**Task to carry out:** Extract each line containing the string "Area".
## START Raw data
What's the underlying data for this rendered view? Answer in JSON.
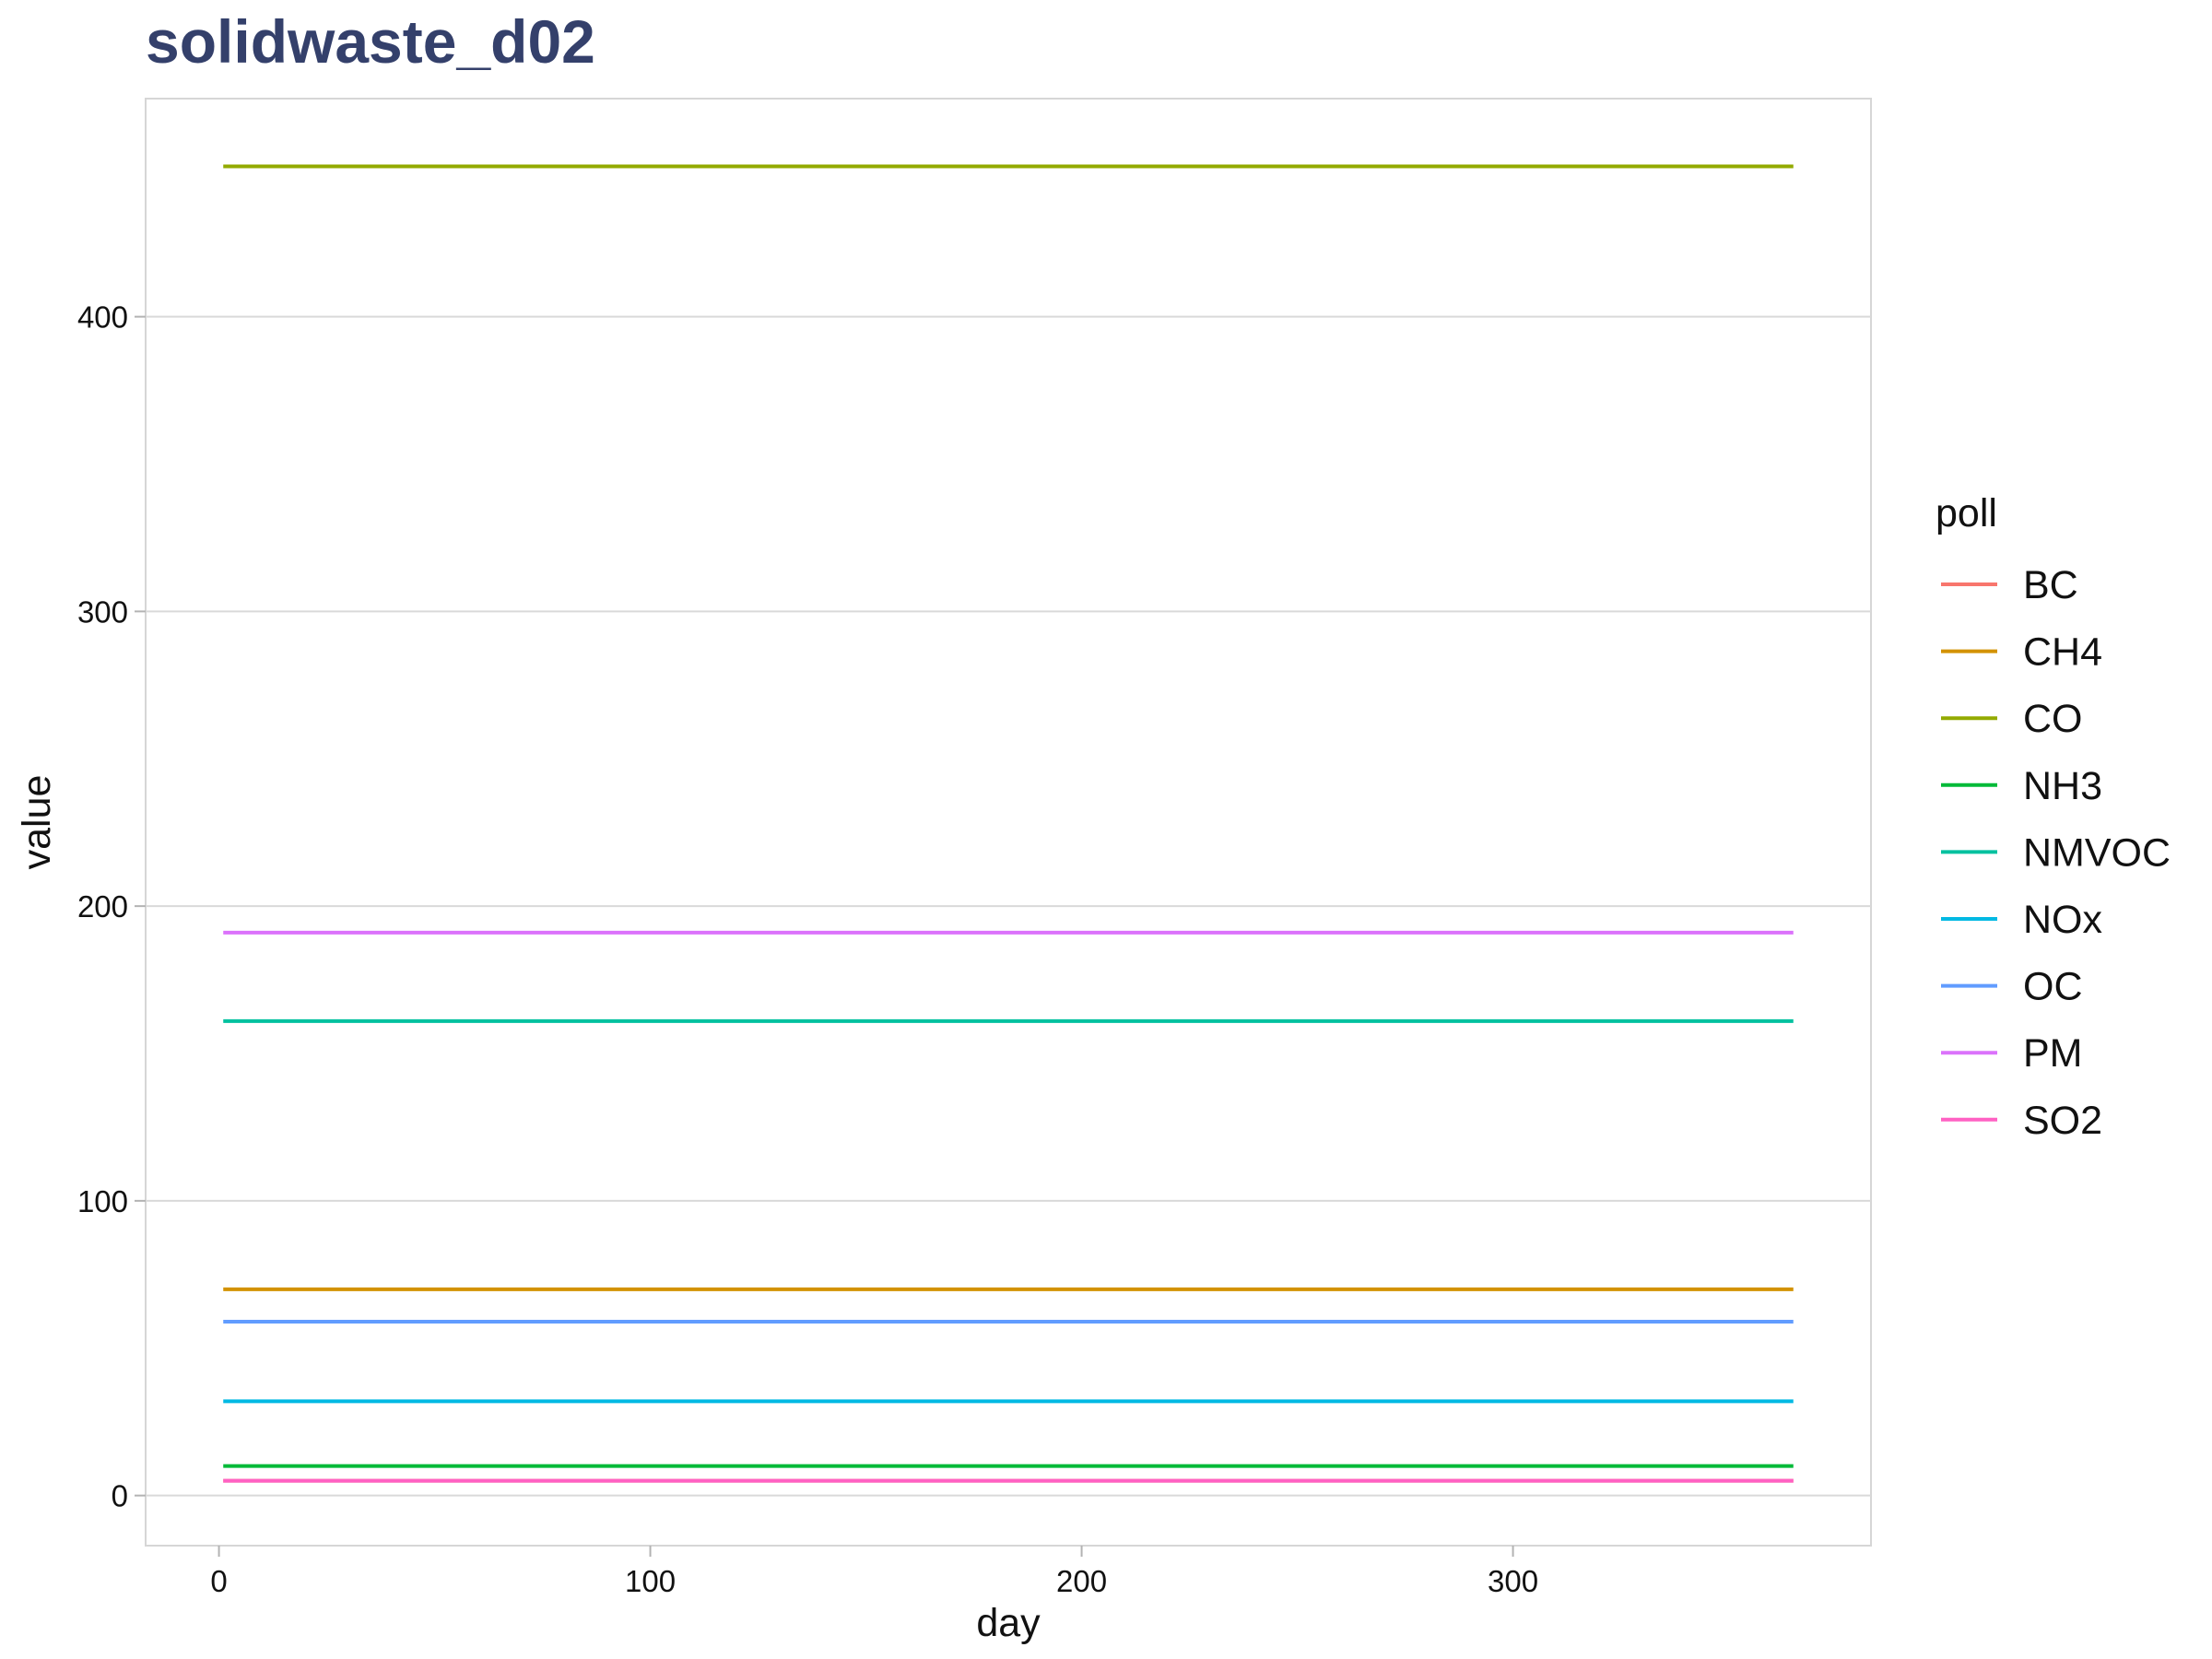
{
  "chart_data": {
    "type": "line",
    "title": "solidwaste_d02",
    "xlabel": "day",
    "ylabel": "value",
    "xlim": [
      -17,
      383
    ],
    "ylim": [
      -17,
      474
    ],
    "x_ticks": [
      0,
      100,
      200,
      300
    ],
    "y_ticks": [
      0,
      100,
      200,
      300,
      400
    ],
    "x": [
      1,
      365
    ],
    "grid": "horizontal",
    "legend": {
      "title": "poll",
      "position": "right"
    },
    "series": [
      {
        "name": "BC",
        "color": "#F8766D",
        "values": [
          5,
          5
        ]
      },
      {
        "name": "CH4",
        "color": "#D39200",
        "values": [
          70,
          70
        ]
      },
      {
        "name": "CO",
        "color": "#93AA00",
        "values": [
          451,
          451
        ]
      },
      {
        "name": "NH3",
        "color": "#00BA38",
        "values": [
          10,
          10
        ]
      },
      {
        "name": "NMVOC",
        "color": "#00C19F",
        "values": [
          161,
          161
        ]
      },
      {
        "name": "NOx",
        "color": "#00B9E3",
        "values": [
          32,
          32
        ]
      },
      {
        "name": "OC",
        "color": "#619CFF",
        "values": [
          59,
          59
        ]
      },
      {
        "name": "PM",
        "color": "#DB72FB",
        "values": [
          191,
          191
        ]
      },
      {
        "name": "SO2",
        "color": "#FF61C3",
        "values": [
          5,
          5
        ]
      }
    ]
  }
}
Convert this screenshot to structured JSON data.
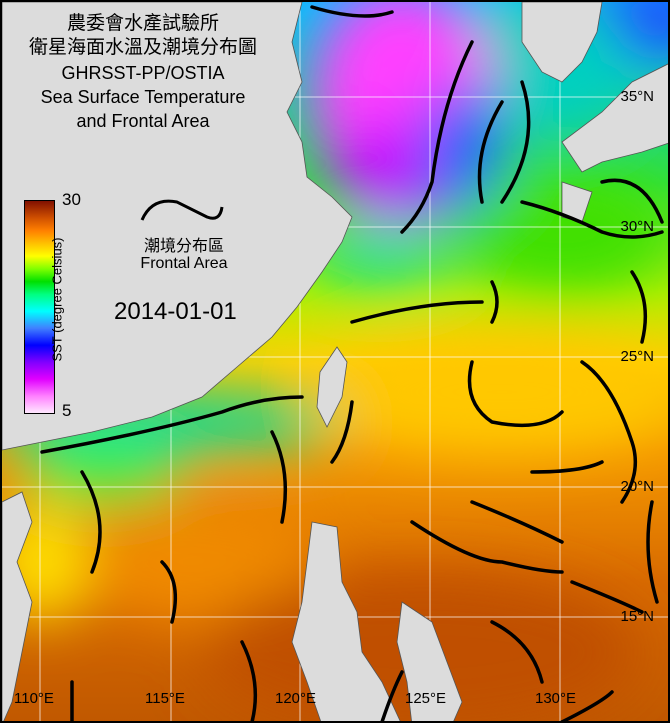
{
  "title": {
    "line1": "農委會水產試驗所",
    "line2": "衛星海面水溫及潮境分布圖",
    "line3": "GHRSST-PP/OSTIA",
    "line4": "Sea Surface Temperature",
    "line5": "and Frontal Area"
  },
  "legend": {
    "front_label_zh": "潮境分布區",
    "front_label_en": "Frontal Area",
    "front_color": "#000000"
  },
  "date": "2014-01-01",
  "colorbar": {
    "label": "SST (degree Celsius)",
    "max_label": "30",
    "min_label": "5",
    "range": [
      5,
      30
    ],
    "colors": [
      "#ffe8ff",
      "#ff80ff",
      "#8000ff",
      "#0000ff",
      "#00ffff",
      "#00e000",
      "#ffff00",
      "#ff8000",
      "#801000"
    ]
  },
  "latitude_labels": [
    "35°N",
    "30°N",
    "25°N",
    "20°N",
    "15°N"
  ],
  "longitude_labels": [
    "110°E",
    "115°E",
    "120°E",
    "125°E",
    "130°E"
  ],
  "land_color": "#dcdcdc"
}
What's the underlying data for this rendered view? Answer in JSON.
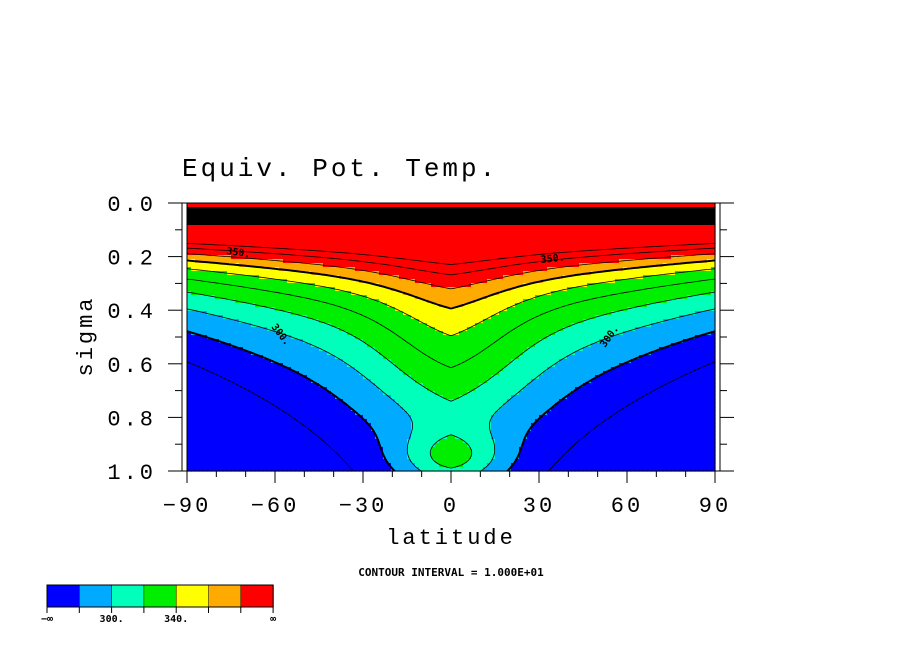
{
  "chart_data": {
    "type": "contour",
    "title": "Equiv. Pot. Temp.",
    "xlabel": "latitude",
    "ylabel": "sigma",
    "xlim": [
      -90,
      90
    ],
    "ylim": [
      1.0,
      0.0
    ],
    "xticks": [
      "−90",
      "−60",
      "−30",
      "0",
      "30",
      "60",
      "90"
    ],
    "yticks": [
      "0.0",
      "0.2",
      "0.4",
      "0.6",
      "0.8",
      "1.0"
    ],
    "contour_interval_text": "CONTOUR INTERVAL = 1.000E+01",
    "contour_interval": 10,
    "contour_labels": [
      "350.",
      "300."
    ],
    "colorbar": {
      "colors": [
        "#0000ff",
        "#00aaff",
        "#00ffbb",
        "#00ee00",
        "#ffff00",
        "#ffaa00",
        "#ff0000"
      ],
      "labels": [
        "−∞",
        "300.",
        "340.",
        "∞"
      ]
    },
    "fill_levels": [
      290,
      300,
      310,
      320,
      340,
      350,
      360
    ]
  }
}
## END Raw data
**Expected output:**
    "line5": "and Frontal Area"
    "front_label_en": "Frontal Area",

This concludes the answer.